[START Information shown]

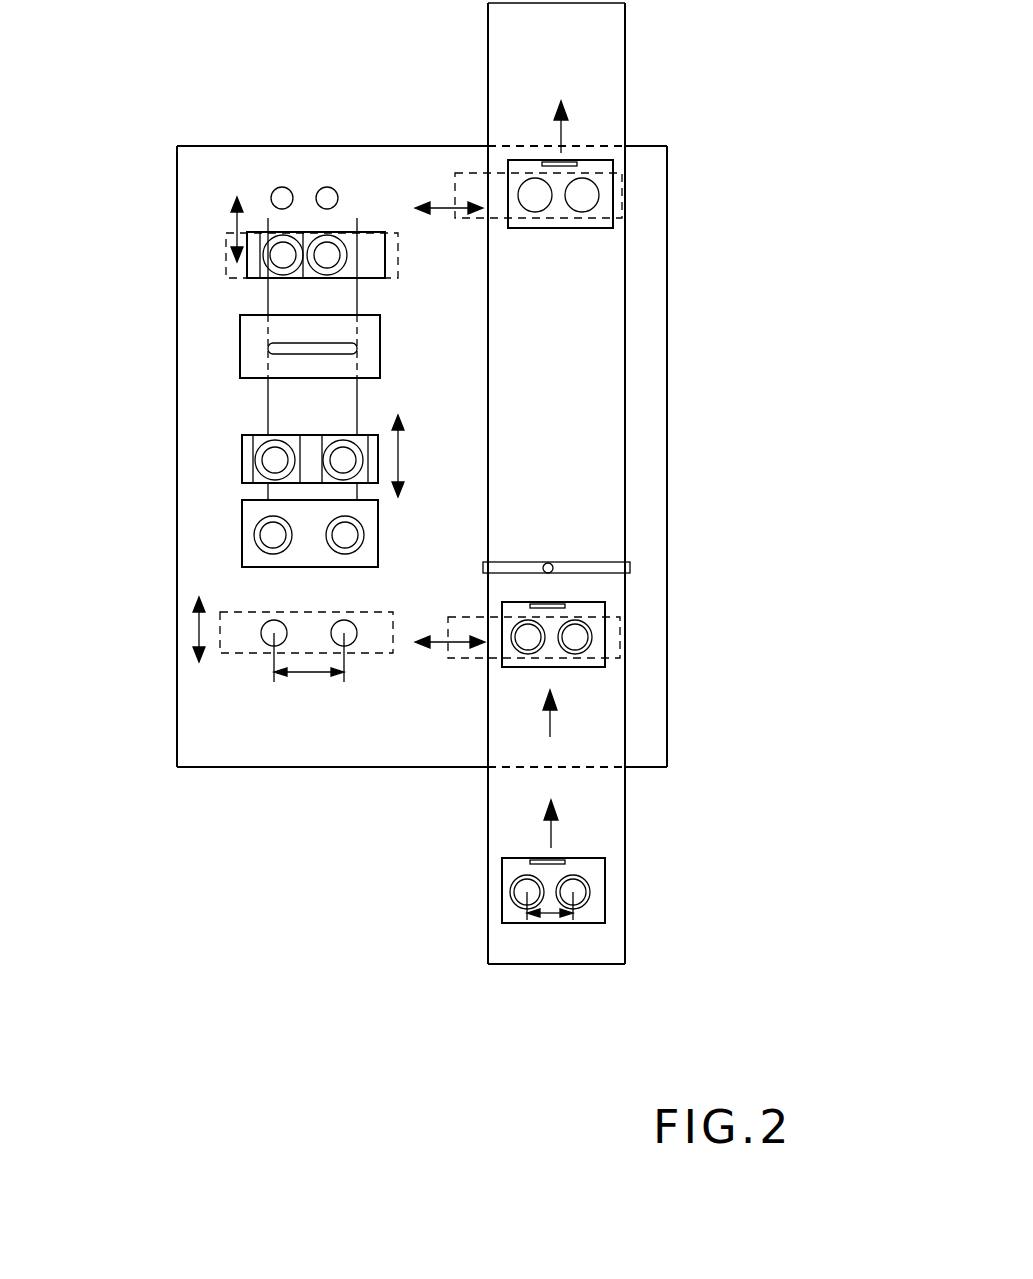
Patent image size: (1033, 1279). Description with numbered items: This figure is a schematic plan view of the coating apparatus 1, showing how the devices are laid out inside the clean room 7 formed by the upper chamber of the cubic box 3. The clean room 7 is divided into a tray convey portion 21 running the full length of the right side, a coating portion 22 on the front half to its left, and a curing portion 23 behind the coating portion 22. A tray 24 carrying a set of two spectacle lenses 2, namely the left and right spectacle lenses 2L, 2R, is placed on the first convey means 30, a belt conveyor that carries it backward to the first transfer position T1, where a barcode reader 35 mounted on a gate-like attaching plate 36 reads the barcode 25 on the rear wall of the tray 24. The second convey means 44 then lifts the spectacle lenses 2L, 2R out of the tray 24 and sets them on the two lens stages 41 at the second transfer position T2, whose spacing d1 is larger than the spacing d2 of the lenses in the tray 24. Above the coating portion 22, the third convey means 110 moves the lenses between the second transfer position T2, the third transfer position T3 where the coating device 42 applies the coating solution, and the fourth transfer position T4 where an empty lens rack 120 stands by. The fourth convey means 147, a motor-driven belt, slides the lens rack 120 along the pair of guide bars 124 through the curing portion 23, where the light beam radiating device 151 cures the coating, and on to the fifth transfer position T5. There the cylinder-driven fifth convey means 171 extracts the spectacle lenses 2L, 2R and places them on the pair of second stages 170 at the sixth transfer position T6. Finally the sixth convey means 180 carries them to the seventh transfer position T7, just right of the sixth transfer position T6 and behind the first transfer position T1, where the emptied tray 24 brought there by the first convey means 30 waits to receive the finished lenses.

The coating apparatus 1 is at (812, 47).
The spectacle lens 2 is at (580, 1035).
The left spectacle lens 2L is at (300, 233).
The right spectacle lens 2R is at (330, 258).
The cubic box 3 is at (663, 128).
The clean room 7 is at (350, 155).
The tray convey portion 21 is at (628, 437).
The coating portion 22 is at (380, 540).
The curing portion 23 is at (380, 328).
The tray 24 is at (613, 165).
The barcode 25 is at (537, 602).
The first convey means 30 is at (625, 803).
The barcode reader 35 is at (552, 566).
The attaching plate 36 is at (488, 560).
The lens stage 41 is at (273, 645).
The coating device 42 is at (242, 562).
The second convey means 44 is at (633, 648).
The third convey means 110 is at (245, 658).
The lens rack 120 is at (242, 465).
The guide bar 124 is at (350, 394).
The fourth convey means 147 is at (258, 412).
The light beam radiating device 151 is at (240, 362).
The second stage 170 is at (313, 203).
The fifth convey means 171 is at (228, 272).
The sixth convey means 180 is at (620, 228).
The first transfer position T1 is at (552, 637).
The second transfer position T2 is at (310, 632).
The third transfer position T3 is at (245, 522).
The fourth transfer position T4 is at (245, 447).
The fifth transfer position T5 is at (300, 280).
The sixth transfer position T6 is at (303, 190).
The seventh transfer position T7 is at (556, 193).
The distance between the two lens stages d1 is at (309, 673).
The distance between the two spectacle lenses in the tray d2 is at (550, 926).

[END Information shown]
[START Information shown]

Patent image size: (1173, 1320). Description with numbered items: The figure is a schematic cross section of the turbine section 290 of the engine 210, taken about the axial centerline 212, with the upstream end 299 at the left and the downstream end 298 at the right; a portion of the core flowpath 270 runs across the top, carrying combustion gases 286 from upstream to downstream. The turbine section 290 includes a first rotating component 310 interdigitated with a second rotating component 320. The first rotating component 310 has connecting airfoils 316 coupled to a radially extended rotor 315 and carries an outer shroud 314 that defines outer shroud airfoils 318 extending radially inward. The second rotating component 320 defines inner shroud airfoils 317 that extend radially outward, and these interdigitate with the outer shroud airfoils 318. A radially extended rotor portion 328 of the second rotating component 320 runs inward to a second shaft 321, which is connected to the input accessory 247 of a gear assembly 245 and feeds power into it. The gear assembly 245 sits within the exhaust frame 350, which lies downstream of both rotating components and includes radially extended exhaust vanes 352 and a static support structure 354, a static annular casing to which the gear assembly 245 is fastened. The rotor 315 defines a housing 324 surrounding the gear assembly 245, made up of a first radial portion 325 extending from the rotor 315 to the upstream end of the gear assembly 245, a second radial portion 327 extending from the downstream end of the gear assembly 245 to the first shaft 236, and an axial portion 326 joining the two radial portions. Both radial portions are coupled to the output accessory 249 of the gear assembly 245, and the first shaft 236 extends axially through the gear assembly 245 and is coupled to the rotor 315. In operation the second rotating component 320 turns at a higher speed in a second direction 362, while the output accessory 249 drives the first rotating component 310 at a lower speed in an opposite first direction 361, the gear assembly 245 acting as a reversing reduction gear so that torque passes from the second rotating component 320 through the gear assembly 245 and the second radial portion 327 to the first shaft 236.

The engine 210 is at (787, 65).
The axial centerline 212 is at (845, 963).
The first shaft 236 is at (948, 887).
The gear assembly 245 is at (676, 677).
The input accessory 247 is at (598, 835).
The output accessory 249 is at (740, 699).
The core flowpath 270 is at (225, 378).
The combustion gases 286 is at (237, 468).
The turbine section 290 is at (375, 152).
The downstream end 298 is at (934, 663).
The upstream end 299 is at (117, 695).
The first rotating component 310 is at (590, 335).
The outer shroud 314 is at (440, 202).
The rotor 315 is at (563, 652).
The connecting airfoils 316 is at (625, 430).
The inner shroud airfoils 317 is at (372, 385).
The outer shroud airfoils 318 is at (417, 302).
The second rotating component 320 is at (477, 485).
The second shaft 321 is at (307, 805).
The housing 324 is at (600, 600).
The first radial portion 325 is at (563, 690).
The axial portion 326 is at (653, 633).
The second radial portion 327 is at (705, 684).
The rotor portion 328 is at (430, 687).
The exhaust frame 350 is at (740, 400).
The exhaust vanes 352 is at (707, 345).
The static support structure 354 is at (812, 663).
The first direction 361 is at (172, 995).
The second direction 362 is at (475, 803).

[END Information shown]

## Exercise prompt
Find every line in the records above that contains the string "device", and copy each of those lines in full. Case counts.

## Exercise solution
Patent image size: (1033, 1279). Description with numbered items: This figure is a schematic plan view of the coating apparatus 1, showing how the devices are laid out inside the clean room 7 formed by the upper chamber of the cubic box 3. The clean room 7 is divided into a tray convey portion 21 running the full length of the right side, a coating portion 22 on the front half to its left, and a curing portion 23 behind the coating portion 22. A tray 24 carrying a set of two spectacle lenses 2, namely the left and right spectacle lenses 2L, 2R, is placed on the first convey means 30, a belt conveyor that carries it backward to the first transfer position T1, where a barcode reader 35 mounted on a gate-like attaching plate 36 reads the barcode 25 on the rear wall of the tray 24. The second convey means 44 then lifts the spectacle lenses 2L, 2R out of the tray 24 and sets them on the two lens stages 41 at the second transfer position T2, whose spacing d1 is larger than the spacing d2 of the lenses in the tray 24. Above the coating portion 22, the third convey means 110 moves the lenses between the second transfer position T2, the third transfer position T3 where the coating device 42 applies the coating solution, and the fourth transfer position T4 where an empty lens rack 120 stands by. The fourth convey means 147, a motor-driven belt, slides the lens rack 120 along the pair of guide bars 124 through the curing portion 23, where the light beam radiating device 151 cures the coating, and on to the fifth transfer position T5. There the cylinder-driven fifth convey means 171 extracts the spectacle lenses 2L, 2R and places them on the pair of second stages 170 at the sixth transfer position T6. Finally the sixth convey means 180 carries them to the seventh transfer position T7, just right of the sixth transfer position T6 and behind the first transfer position T1, where the emptied tray 24 brought there by the first convey means 30 waits to receive the finished lenses.
The coating device 42 is at (242, 562).
The light beam radiating device 151 is at (240, 362).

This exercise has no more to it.